Work to complete:
Set down each record exactly as written.
* Start Listed records *
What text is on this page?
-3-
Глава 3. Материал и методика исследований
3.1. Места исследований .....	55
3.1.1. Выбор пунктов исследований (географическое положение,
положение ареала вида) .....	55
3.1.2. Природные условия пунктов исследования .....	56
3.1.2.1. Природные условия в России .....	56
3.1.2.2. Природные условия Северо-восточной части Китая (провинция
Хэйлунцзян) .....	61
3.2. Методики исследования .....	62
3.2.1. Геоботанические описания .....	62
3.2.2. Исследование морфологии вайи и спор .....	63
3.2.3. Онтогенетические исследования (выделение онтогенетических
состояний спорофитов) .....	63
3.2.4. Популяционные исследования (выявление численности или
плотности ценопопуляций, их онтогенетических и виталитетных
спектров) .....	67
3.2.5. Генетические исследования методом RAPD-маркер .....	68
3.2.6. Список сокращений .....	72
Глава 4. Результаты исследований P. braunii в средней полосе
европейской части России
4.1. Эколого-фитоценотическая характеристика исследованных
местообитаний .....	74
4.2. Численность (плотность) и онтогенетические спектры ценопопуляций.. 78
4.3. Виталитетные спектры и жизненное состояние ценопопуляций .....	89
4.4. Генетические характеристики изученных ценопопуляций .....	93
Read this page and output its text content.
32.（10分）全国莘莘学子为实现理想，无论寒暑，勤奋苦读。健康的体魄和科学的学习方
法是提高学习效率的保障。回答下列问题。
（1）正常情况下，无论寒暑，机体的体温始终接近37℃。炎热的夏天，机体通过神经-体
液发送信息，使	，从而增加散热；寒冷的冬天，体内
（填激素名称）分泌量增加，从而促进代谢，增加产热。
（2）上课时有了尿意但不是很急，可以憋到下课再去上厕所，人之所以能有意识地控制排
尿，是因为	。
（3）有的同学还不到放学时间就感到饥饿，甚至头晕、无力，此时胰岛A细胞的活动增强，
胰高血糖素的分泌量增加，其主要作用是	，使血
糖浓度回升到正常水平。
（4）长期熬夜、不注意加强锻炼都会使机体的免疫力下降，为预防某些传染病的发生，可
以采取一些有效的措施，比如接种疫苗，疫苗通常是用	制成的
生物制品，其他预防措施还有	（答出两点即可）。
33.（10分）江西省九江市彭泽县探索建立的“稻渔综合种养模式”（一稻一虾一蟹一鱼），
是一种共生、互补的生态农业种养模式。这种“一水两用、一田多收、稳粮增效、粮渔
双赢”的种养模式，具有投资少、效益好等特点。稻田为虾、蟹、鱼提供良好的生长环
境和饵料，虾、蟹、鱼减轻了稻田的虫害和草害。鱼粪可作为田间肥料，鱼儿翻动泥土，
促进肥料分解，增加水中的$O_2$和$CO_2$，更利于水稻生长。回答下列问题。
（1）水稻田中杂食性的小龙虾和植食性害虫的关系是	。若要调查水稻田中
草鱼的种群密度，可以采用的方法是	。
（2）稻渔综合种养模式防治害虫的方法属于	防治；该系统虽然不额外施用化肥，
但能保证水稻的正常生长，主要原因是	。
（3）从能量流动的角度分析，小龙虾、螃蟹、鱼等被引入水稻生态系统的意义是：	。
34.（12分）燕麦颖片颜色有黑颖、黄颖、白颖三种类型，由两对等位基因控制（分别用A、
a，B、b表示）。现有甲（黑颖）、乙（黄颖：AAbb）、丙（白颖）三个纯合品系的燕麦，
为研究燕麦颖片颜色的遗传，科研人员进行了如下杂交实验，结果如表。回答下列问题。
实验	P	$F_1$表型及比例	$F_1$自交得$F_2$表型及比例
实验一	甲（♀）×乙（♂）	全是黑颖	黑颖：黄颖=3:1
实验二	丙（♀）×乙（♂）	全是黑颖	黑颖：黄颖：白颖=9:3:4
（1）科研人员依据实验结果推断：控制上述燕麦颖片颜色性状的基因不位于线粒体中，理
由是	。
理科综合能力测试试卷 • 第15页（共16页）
* End Listed records *
Result of the task:
What text is on this page?
-3-
Глава 3. Материал и методика исследований
3.1. Места исследований .....	55
3.1.1. Выбор пунктов исследований (географическое положение,
положение ареала вида) .....	55
3.1.2. Природные условия пунктов исследования .....	56
3.1.2.1. Природные условия в России .....	56
3.1.2.2. Природные условия Северо-восточной части Китая (провинция
Хэйлунцзян) .....	61
3.2. Методики исследования .....	62
3.2.1. Геоботанические описания .....	62
3.2.2. Исследование морфологии вайи и спор .....	63
3.2.3. Онтогенетические исследования (выделение онтогенетических
состояний спорофитов) .....	63
3.2.4. Популяционные исследования (выявление численности или
плотности ценопопуляций, их онтогенетических и виталитетных
спектров) .....	67
3.2.5. Генетические исследования методом RAPD-маркер .....	68
3.2.6. Список сокращений .....	72
Глава 4. Результаты исследований P. braunii в средней полосе
европейской части России
4.1. Эколого-фитоценотическая характеристика исследованных
местообитаний .....	74
4.2. Численность (плотность) и онтогенетические спектры ценопопуляций.. 78
4.3. Виталитетные спектры и жизненное состояние ценопопуляций .....	89
4.4. Генетические характеристики изученных ценопопуляций .....	93
Read this page and output its text content.
32.（10分）全国莘莘学子为实现理想，无论寒暑，勤奋苦读。健康的体魄和科学的学习方
法是提高学习效率的保障。回答下列问题。
（1）正常情况下，无论寒暑，机体的体温始终接近37℃。炎热的夏天，机体通过神经-体
液发送信息，使	，从而增加散热；寒冷的冬天，体内
（填激素名称）分泌量增加，从而促进代谢，增加产热。
（2）上课时有了尿意但不是很急，可以憋到下课再去上厕所，人之所以能有意识地控制排
尿，是因为	。
（3）有的同学还不到放学时间就感到饥饿，甚至头晕、无力，此时胰岛A细胞的活动增强，
胰高血糖素的分泌量增加，其主要作用是	，使血
糖浓度回升到正常水平。
（4）长期熬夜、不注意加强锻炼都会使机体的免疫力下降，为预防某些传染病的发生，可
以采取一些有效的措施，比如接种疫苗，疫苗通常是用	制成的
生物制品，其他预防措施还有	（答出两点即可）。
33.（10分）江西省九江市彭泽县探索建立的“稻渔综合种养模式”（一稻一虾一蟹一鱼），
是一种共生、互补的生态农业种养模式。这种“一水两用、一田多收、稳粮增效、粮渔
双赢”的种养模式，具有投资少、效益好等特点。稻田为虾、蟹、鱼提供良好的生长环
境和饵料，虾、蟹、鱼减轻了稻田的虫害和草害。鱼粪可作为田间肥料，鱼儿翻动泥土，
促进肥料分解，增加水中的$O_2$和$CO_2$，更利于水稻生长。回答下列问题。
（1）水稻田中杂食性的小龙虾和植食性害虫的关系是	。若要调查水稻田中
草鱼的种群密度，可以采用的方法是	。
（2）稻渔综合种养模式防治害虫的方法属于	防治；该系统虽然不额外施用化肥，
但能保证水稻的正常生长，主要原因是	。
（3）从能量流动的角度分析，小龙虾、螃蟹、鱼等被引入水稻生态系统的意义是：	。
34.（12分）燕麦颖片颜色有黑颖、黄颖、白颖三种类型，由两对等位基因控制（分别用A、
a，B、b表示）。现有甲（黑颖）、乙（黄颖：AAbb）、丙（白颖）三个纯合品系的燕麦，
为研究燕麦颖片颜色的遗传，科研人员进行了如下杂交实验，结果如表。回答下列问题。
实验	P	$F_1$表型及比例	$F_1$自交得$F_2$表型及比例
实验一	甲（♀）×乙（♂）	全是黑颖	黑颖：黄颖=3:1
实验二	丙（♀）×乙（♂）	全是黑颖	黑颖：黄颖：白颖=9:3:4
（1）科研人员依据实验结果推断：控制上述燕麦颖片颜色性状的基因不位于线粒体中，理
由是	。
理科综合能力测试试卷 • 第15页（共16页）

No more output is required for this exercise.